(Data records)
• • • • •
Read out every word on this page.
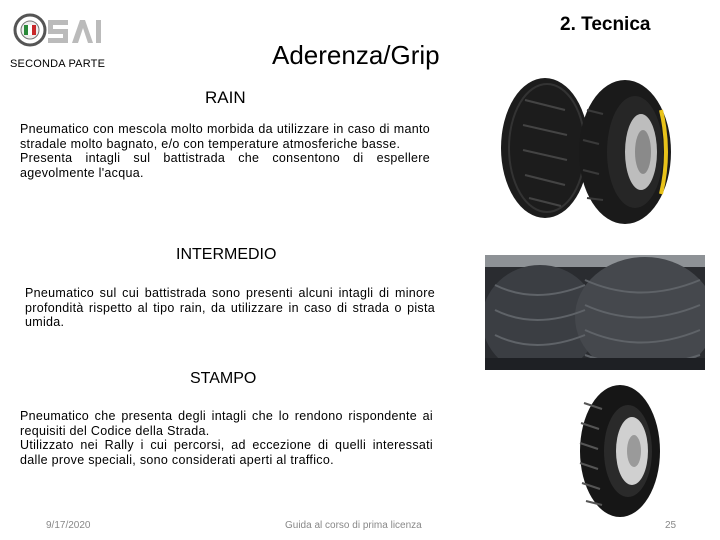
SECONDA PARTE	Aderenza/Grip
2. Tecnica
RAIN
Pneumatico con mescola molto morbida da utilizzare in caso di manto stradale molto bagnato, e/o con temperature atmosferiche basse.
Presenta intagli sul battistrada che consentono di espellere agevolmente l'acqua.
INTERMEDIO
Pneumatico sul cui battistrada sono presenti alcuni intagli di minore profondità rispetto al tipo rain, da utilizzare in caso di strada o pista umida.
STAMPO
Pneumatico che presenta degli intagli che lo rendono rispondente ai requisiti del Codice della Strada.
Utilizzato nei Rally i cui percorsi, ad eccezione di quelli interessati dalle prove speciali, sono considerati aperti al traffico.
9/17/2020	Guida al corso di prima licenza	25
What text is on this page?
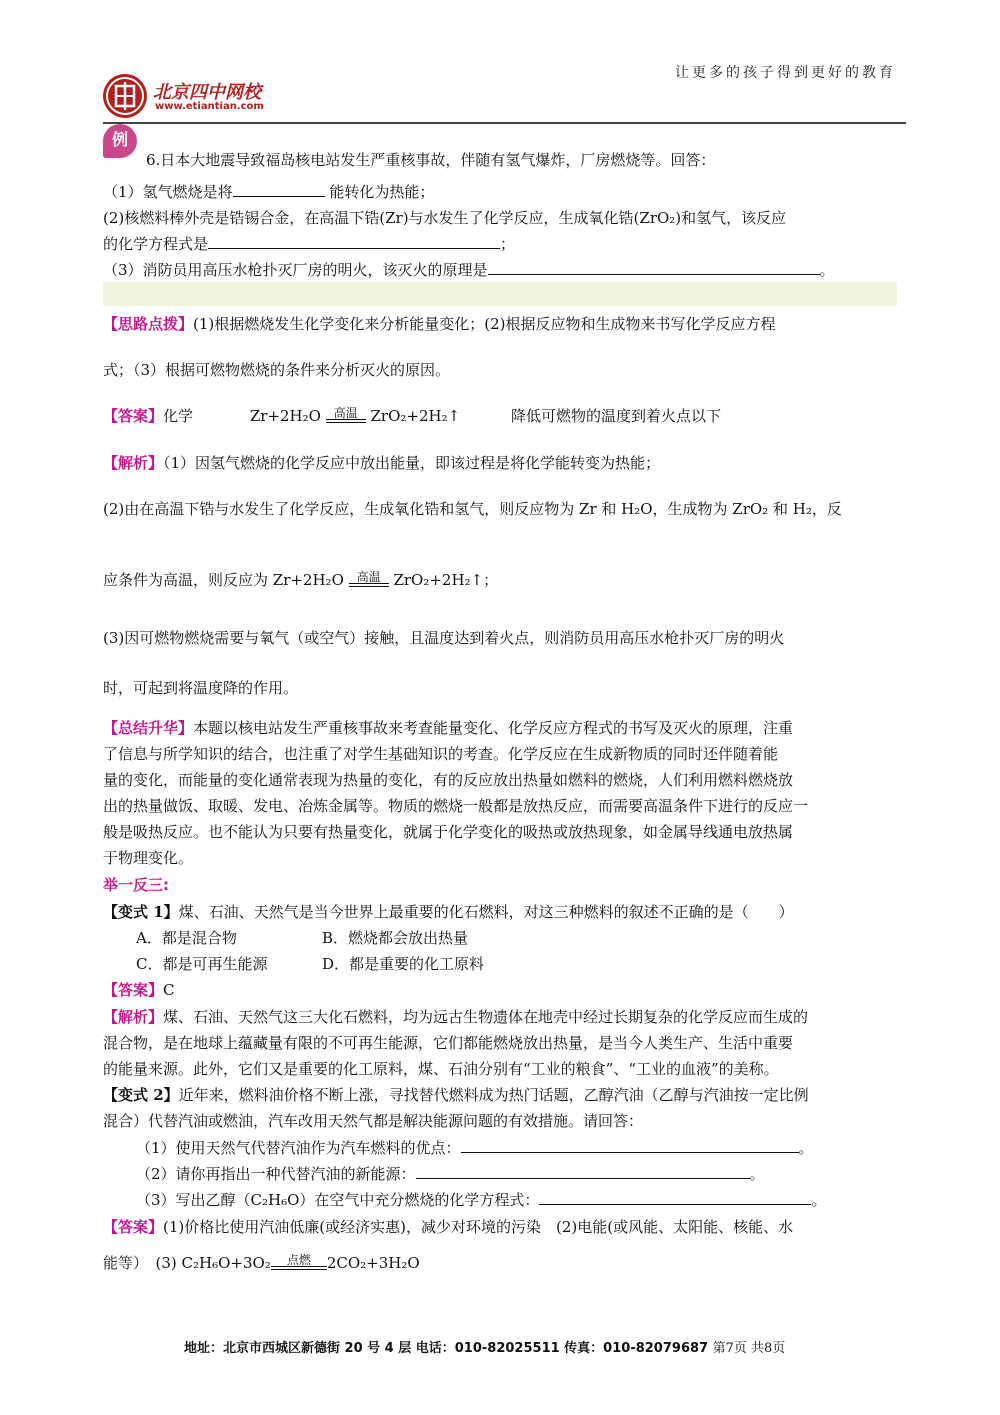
让更多的孩子得到更好的教育
北京四中网校
www.etiantian.com
例
6.日本大地震导致福岛核电站发生严重核事故，伴随有氢气爆炸，厂房燃烧等。回答：
（1）氢气燃烧是将	能转化为热能；
(2)核燃料棒外壳是锆锡合金，在高温下锆(Zr)与水发生了化学反应，生成氧化锆(ZrO₂)和氢气，该反应
的化学方程式是	；
（3）消防员用高压水枪扑灭厂房的明火，该灭火的原理是	。
【思路点拨】(1)根据燃烧发生化学变化来分析能量变化；(2)根据反应物和生成物来书写化学反应方程
式；（3）根据可燃物燃烧的条件来分析灭火的原因。
【答案】化学	Zr+2H₂O	高温 ZrO₂+2H₂↑	降低可燃物的温度到着火点以下
【解析】（1）因氢气燃烧的化学反应中放出能量，即该过程是将化学能转变为热能；
(2)由在高温下锆与水发生了化学反应，生成氧化锆和氢气，则反应物为 Zr 和 H₂O，生成物为 ZrO₂ 和 H₂，反
应条件为高温，则反应为 Zr+2H₂O	高温 ZrO₂+2H₂↑；
(3)因可燃物燃烧需要与氧气（或空气）接触，且温度达到着火点，则消防员用高压水枪扑灭厂房的明火
时，可起到将温度降的作用。
【总结升华】本题以核电站发生严重核事故来考查能量变化、化学反应方程式的书写及灭火的原理，注重
了信息与所学知识的结合，也注重了对学生基础知识的考查。化学反应在生成新物质的同时还伴随着能
量的变化，而能量的变化通常表现为热量的变化，有的反应放出热量如燃料的燃烧，人们利用燃料燃烧放
出的热量做饭、取暖、发电、冶炼金属等。物质的燃烧一般都是放热反应，而需要高温条件下进行的反应一
般是吸热反应。也不能认为只要有热量变化，就属于化学变化的吸热或放热现象，如金属导线通电放热属
于物理变化。
举一反三:
【变式 1】煤、石油、天然气是当今世界上最重要的化石燃料，对这三种燃料的叙述不正确的是（　　）
A．都是混合物	B．燃烧都会放出热量
C．都是可再生能源	D．都是重要的化工原料
【答案】C
【解析】煤、石油、天然气这三大化石燃料，均为远古生物遗体在地壳中经过长期复杂的化学反应而生成的
混合物，是在地球上蕴藏量有限的不可再生能源，它们都能燃烧放出热量，是当今人类生产、生活中重要
的能量来源。此外，它们又是重要的化工原料，煤、石油分别有“工业的粮食”、“工业的血液”的美称。
【变式 2】近年来，燃料油价格不断上涨，寻找替代燃料成为热门话题，乙醇汽油（乙醇与汽油按一定比例
混合）代替汽油或燃油，汽车改用天然气都是解决能源问题的有效措施。请回答：
（1）使用天然气代替汽油作为汽车燃料的优点：	。
（2）请你再指出一种代替汽油的新能源：	。
（3）写出乙醇（C₂H₆O）在空气中充分燃烧的化学方程式：	。
【答案】(1)价格比使用汽油低廉(或经济实惠)，减少对环境的污染　(2)电能(或风能、太阳能、核能、水
能等）　(3) C₂H₆O+3O₂	点燃	2CO₂+3H₂O
地址：北京市西城区新德街 20 号 4 层 电话：010-82025511 传真：010-82079687 第7页 共8页
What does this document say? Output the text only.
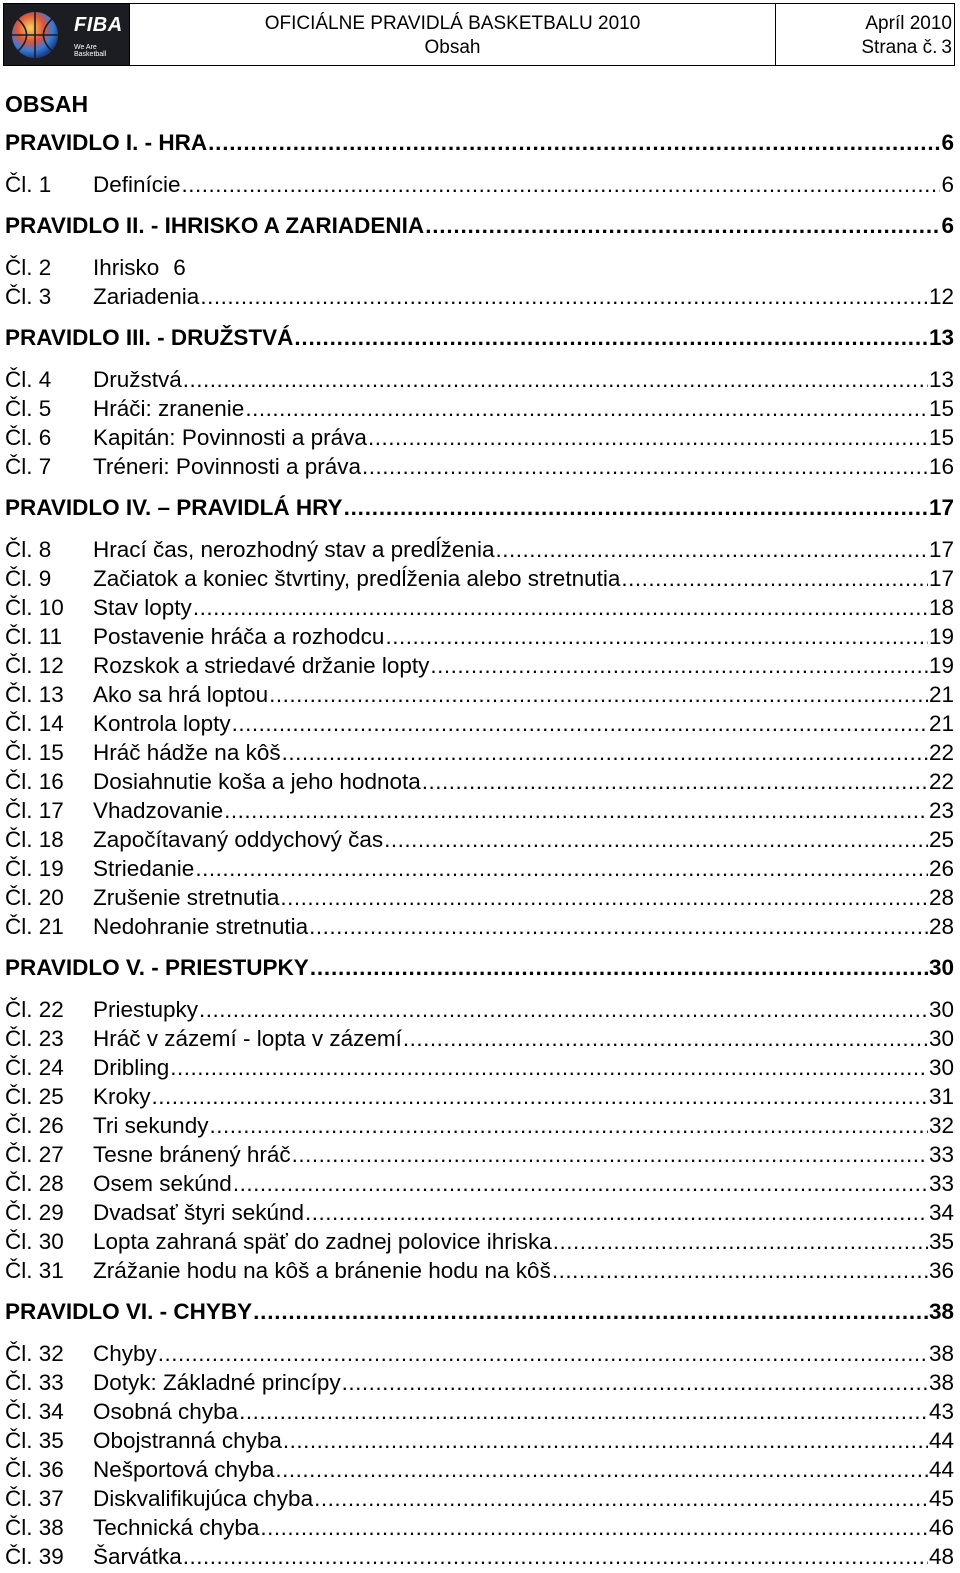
FIBA
We Are Basketball
OFICIÁLNE PRAVIDLÁ BASKETBALU 2010
Obsah
Apríl 2010
Strana č. 3
OBSAH
PRAVIDLO I. - HRA .....	6
Čl. 1	Definície .....	6
PRAVIDLO II. - IHRISKO A ZARIADENIA .....	6
Čl. 2	Ihrisko 6
Čl. 3	Zariadenia .....	12
PRAVIDLO III. - DRUŽSTVÁ .....	13
Čl. 4	Družstvá .....	13
Čl. 5	Hráči: zranenie .....	15
Čl. 6	Kapitán: Povinnosti a práva .....	15
Čl. 7	Tréneri: Povinnosti a práva .....	16
PRAVIDLO IV. – PRAVIDLÁ HRY .....	17
Čl. 8	Hrací čas, nerozhodný stav a predĺženia .....	17
Čl. 9	Začiatok a koniec štvrtiny, predĺženia alebo stretnutia .....	17
Čl. 10	Stav lopty .....	18
Čl. 11	Postavenie hráča a rozhodcu .....	19
Čl. 12	Rozskok a striedavé držanie lopty .....	19
Čl. 13	Ako sa hrá loptou .....	21
Čl. 14	Kontrola lopty .....	21
Čl. 15	Hráč hádže na kôš .....	22
Čl. 16	Dosiahnutie koša a jeho hodnota .....	22
Čl. 17	Vhadzovanie .....	23
Čl. 18	Započítavaný oddychový čas .....	25
Čl. 19	Striedanie .....	26
Čl. 20	Zrušenie stretnutia .....	28
Čl. 21	Nedohranie stretnutia .....	28
PRAVIDLO V. - PRIESTUPKY .....	30
Čl. 22	Priestupky .....	30
Čl. 23	Hráč v zázemí - lopta v zázemí .....	30
Čl. 24	Dribling .....	30
Čl. 25	Kroky .....	31
Čl. 26	Tri sekundy .....	32
Čl. 27	Tesne bránený hráč .....	33
Čl. 28	Osem sekúnd .....	33
Čl. 29	Dvadsať štyri sekúnd .....	34
Čl. 30	Lopta zahraná späť do zadnej polovice ihriska .....	35
Čl. 31	Zrážanie hodu na kôš a bránenie hodu na kôš .....	36
PRAVIDLO VI. - CHYBY .....	38
Čl. 32	Chyby .....	38
Čl. 33	Dotyk: Základné princípy .....	38
Čl. 34	Osobná chyba .....	43
Čl. 35	Obojstranná chyba .....	44
Čl. 36	Nešportová chyba .....	44
Čl. 37	Diskvalifikujúca chyba .....	45
Čl. 38	Technická chyba .....	46
Čl. 39	Šarvátka .....	48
• • • • •
Your objective:
Every entry must be reproduced exactly, with the images left out.

Task result:
Read out every word on this page.
SECONDA PARTE	Aderenza/Grip
2. Tecnica
RAIN
Pneumatico con mescola molto morbida da utilizzare in caso di manto stradale molto bagnato, e/o con temperature atmosferiche basse.
Presenta intagli sul battistrada che consentono di espellere agevolmente l'acqua.
INTERMEDIO
Pneumatico sul cui battistrada sono presenti alcuni intagli di minore profondità rispetto al tipo rain, da utilizzare in caso di strada o pista umida.
STAMPO
Pneumatico che presenta degli intagli che lo rendono rispondente ai requisiti del Codice della Strada.
Utilizzato nei Rally i cui percorsi, ad eccezione di quelli interessati dalle prove speciali, sono considerati aperti al traffico.
9/17/2020	Guida al corso di prima licenza	25
What text is on this page?
让更多的孩子得到更好的教育
北京四中网校
www.etiantian.com
例
6.日本大地震导致福岛核电站发生严重核事故，伴随有氢气爆炸，厂房燃烧等。回答：
（1）氢气燃烧是将	能转化为热能；
(2)核燃料棒外壳是锆锡合金，在高温下锆(Zr)与水发生了化学反应，生成氧化锆(ZrO₂)和氢气，该反应
的化学方程式是	；
（3）消防员用高压水枪扑灭厂房的明火，该灭火的原理是	。
【思路点拨】(1)根据燃烧发生化学变化来分析能量变化；(2)根据反应物和生成物来书写化学反应方程
式；（3）根据可燃物燃烧的条件来分析灭火的原因。
【答案】化学	Zr+2H₂O	高温 ZrO₂+2H₂↑	降低可燃物的温度到着火点以下
【解析】（1）因氢气燃烧的化学反应中放出能量，即该过程是将化学能转变为热能；
(2)由在高温下锆与水发生了化学反应，生成氧化锆和氢气，则反应物为 Zr 和 H₂O，生成物为 ZrO₂ 和 H₂，反
应条件为高温，则反应为 Zr+2H₂O	高温 ZrO₂+2H₂↑；
(3)因可燃物燃烧需要与氧气（或空气）接触，且温度达到着火点，则消防员用高压水枪扑灭厂房的明火
时，可起到将温度降的作用。
【总结升华】本题以核电站发生严重核事故来考查能量变化、化学反应方程式的书写及灭火的原理，注重
了信息与所学知识的结合，也注重了对学生基础知识的考查。化学反应在生成新物质的同时还伴随着能
量的变化，而能量的变化通常表现为热量的变化，有的反应放出热量如燃料的燃烧，人们利用燃料燃烧放
出的热量做饭、取暖、发电、冶炼金属等。物质的燃烧一般都是放热反应，而需要高温条件下进行的反应一
般是吸热反应。也不能认为只要有热量变化，就属于化学变化的吸热或放热现象，如金属导线通电放热属
于物理变化。
举一反三:
【变式 1】煤、石油、天然气是当今世界上最重要的化石燃料，对这三种燃料的叙述不正确的是（　　）
A．都是混合物	B．燃烧都会放出热量
C．都是可再生能源	D．都是重要的化工原料
【答案】C
【解析】煤、石油、天然气这三大化石燃料，均为远古生物遗体在地壳中经过长期复杂的化学反应而生成的
混合物，是在地球上蕴藏量有限的不可再生能源，它们都能燃烧放出热量，是当今人类生产、生活中重要
的能量来源。此外，它们又是重要的化工原料，煤、石油分别有“工业的粮食”、“工业的血液”的美称。
【变式 2】近年来，燃料油价格不断上涨，寻找替代燃料成为热门话题，乙醇汽油（乙醇与汽油按一定比例
混合）代替汽油或燃油，汽车改用天然气都是解决能源问题的有效措施。请回答：
（1）使用天然气代替汽油作为汽车燃料的优点：	。
（2）请你再指出一种代替汽油的新能源：	。
（3）写出乙醇（C₂H₆O）在空气中充分燃烧的化学方程式：	。
【答案】(1)价格比使用汽油低廉(或经济实惠)，减少对环境的污染　(2)电能(或风能、太阳能、核能、水
能等）　(3) C₂H₆O+3O₂	点燃	2CO₂+3H₂O
地址：北京市西城区新德街 20 号 4 层 电话：010-82025511 传真：010-82079687 第7页 共8页
What does this document say? Output the text only.
FIBA
We Are Basketball
OFICIÁLNE PRAVIDLÁ BASKETBALU 2010
Obsah
Apríl 2010
Strana č. 3
OBSAH
PRAVIDLO I. - HRA .....	6
Čl. 1	Definície .....	6
PRAVIDLO II. - IHRISKO A ZARIADENIA .....	6
Čl. 2	Ihrisko 6
Čl. 3	Zariadenia .....	12
PRAVIDLO III. - DRUŽSTVÁ .....	13
Čl. 4	Družstvá .....	13
Čl. 5	Hráči: zranenie .....	15
Čl. 6	Kapitán: Povinnosti a práva .....	15
Čl. 7	Tréneri: Povinnosti a práva .....	16
PRAVIDLO IV. – PRAVIDLÁ HRY .....	17
Čl. 8	Hrací čas, nerozhodný stav a predĺženia .....	17
Čl. 9	Začiatok a koniec štvrtiny, predĺženia alebo stretnutia .....	17
Čl. 10	Stav lopty .....	18
Čl. 11	Postavenie hráča a rozhodcu .....	19
Čl. 12	Rozskok a striedavé držanie lopty .....	19
Čl. 13	Ako sa hrá loptou .....	21
Čl. 14	Kontrola lopty .....	21
Čl. 15	Hráč hádže na kôš .....	22
Čl. 16	Dosiahnutie koša a jeho hodnota .....	22
Čl. 17	Vhadzovanie .....	23
Čl. 18	Započítavaný oddychový čas .....	25
Čl. 19	Striedanie .....	26
Čl. 20	Zrušenie stretnutia .....	28
Čl. 21	Nedohranie stretnutia .....	28
PRAVIDLO V. - PRIESTUPKY .....	30
Čl. 22	Priestupky .....	30
Čl. 23	Hráč v zázemí - lopta v zázemí .....	30
Čl. 24	Dribling .....	30
Čl. 25	Kroky .....	31
Čl. 26	Tri sekundy .....	32
Čl. 27	Tesne bránený hráč .....	33
Čl. 28	Osem sekúnd .....	33
Čl. 29	Dvadsať štyri sekúnd .....	34
Čl. 30	Lopta zahraná späť do zadnej polovice ihriska .....	35
Čl. 31	Zrážanie hodu na kôš a bránenie hodu na kôš .....	36
PRAVIDLO VI. - CHYBY .....	38
Čl. 32	Chyby .....	38
Čl. 33	Dotyk: Základné princípy .....	38
Čl. 34	Osobná chyba .....	43
Čl. 35	Obojstranná chyba .....	44
Čl. 36	Nešportová chyba .....	44
Čl. 37	Diskvalifikujúca chyba .....	45
Čl. 38	Technická chyba .....	46
Čl. 39	Šarvátka .....	48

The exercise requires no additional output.